■ TASK BRIEF
Look through the listing below and give the number of lines that hold "питания". Say nothing more.

■ THE DATA
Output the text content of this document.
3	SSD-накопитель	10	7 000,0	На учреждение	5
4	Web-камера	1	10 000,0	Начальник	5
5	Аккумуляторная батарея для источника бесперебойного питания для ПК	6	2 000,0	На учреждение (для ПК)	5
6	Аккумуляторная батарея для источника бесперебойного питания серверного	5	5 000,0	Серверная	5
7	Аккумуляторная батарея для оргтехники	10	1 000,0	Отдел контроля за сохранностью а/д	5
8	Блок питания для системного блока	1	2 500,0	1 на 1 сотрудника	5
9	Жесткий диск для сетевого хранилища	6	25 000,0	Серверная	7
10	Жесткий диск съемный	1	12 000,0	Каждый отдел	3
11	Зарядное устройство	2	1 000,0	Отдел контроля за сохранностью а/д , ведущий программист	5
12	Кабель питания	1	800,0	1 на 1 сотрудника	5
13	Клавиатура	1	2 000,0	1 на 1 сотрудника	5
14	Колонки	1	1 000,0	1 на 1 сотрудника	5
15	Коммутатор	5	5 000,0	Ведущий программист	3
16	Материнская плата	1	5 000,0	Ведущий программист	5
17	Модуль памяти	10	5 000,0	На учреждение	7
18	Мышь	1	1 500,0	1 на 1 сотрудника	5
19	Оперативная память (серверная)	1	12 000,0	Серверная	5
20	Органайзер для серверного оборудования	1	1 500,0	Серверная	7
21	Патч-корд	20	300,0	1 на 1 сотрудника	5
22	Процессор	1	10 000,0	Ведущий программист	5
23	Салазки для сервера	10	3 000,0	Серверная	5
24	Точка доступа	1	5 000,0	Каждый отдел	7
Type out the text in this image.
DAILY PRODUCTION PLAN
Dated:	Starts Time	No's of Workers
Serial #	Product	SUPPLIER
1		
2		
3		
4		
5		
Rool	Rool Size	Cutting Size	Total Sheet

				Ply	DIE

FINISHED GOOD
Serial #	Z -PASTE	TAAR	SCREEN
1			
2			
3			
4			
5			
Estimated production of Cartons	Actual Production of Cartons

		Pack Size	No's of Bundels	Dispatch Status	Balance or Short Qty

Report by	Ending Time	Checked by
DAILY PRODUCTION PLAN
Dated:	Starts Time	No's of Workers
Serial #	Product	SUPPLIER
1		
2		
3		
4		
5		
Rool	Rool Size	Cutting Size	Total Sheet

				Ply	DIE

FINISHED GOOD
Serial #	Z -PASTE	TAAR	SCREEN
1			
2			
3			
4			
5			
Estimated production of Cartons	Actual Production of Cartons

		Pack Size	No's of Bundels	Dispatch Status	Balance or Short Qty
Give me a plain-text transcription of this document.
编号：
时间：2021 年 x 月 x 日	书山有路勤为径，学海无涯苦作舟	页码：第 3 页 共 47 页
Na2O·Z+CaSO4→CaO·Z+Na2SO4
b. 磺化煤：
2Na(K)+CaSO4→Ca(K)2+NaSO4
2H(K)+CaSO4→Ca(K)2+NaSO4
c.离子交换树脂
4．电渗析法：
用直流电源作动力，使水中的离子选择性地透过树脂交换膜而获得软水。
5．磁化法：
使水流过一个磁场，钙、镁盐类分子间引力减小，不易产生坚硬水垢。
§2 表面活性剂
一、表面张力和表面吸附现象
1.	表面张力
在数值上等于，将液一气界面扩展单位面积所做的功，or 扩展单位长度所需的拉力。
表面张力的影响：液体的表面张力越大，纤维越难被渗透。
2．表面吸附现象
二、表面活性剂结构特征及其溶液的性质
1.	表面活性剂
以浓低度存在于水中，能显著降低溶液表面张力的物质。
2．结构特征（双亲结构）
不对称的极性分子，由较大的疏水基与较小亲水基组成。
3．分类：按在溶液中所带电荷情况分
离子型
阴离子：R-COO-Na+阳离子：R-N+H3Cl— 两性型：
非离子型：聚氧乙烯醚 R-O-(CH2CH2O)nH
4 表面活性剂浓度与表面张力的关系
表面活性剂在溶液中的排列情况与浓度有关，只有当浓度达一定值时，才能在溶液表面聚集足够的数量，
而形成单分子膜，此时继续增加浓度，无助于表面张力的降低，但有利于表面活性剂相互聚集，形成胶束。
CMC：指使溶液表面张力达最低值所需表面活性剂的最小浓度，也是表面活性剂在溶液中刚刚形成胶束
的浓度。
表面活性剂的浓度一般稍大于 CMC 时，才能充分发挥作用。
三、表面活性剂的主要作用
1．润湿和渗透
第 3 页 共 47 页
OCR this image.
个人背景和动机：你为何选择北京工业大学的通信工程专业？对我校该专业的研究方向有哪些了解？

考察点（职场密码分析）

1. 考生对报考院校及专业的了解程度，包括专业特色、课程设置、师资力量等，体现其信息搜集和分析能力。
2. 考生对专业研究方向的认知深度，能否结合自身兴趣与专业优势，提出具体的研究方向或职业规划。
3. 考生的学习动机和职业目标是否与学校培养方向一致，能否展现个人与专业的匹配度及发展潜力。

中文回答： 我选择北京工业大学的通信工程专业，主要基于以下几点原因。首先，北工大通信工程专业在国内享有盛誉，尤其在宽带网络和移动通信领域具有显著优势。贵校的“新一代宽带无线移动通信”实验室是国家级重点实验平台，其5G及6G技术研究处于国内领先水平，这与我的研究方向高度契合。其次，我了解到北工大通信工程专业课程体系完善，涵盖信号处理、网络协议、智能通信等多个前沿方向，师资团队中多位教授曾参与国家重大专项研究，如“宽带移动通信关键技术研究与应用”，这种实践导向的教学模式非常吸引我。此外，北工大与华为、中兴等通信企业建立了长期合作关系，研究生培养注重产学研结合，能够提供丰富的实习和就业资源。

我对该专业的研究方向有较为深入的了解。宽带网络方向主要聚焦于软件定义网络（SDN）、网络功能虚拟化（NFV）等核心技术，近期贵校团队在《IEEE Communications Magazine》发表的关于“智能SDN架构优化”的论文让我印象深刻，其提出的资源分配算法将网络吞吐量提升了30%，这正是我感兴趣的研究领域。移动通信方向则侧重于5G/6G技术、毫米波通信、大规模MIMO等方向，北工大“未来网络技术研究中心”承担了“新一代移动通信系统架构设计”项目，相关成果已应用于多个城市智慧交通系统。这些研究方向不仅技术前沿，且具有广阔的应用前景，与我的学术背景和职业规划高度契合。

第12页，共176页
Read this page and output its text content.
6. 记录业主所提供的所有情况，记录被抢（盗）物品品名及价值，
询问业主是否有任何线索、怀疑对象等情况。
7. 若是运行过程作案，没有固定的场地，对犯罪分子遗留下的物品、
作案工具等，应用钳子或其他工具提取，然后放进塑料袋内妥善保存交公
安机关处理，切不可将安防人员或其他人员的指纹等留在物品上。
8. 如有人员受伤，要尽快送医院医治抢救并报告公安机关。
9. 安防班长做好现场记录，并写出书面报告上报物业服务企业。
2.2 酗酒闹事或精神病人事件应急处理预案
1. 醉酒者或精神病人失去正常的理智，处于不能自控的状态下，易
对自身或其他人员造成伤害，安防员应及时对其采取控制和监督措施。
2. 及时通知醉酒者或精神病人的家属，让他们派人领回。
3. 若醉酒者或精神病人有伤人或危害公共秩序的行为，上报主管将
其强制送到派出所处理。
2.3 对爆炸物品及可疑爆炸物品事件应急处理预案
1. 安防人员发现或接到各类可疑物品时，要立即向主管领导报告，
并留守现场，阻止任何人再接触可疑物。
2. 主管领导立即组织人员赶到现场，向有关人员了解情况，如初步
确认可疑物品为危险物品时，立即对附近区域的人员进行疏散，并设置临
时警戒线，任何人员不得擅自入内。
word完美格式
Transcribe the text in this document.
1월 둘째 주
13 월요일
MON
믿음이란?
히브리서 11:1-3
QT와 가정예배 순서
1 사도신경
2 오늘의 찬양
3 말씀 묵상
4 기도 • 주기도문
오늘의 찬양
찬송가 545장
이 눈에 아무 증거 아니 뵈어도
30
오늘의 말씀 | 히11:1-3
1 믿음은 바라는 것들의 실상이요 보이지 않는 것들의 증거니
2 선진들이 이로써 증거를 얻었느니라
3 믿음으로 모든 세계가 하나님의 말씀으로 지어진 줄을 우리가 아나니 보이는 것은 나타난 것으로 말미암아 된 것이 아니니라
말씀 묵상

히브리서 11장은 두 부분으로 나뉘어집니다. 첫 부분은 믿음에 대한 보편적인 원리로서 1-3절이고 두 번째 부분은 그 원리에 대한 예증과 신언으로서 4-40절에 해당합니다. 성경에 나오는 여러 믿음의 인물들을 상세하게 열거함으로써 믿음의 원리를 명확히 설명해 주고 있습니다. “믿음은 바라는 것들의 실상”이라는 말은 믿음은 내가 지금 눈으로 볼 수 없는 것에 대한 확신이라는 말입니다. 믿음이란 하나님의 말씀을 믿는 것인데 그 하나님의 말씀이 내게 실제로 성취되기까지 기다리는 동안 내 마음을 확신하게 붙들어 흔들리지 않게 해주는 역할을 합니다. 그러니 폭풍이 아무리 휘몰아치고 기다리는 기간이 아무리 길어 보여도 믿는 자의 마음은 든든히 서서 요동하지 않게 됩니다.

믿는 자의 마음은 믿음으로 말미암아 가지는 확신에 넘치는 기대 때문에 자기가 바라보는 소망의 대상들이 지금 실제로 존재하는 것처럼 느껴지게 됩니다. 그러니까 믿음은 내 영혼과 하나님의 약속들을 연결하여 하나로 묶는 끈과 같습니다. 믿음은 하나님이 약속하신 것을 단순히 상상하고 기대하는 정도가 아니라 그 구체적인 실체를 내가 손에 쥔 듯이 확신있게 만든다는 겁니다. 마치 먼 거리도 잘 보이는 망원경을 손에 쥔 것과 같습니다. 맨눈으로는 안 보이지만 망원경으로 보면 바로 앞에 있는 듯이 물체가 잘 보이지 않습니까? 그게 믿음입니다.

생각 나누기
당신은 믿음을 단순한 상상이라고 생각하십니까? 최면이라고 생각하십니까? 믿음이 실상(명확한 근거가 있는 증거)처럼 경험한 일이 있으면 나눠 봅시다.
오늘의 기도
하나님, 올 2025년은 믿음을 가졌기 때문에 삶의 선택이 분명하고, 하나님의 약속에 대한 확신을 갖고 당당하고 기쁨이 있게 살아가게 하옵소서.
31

■ WORKED ANSWER
4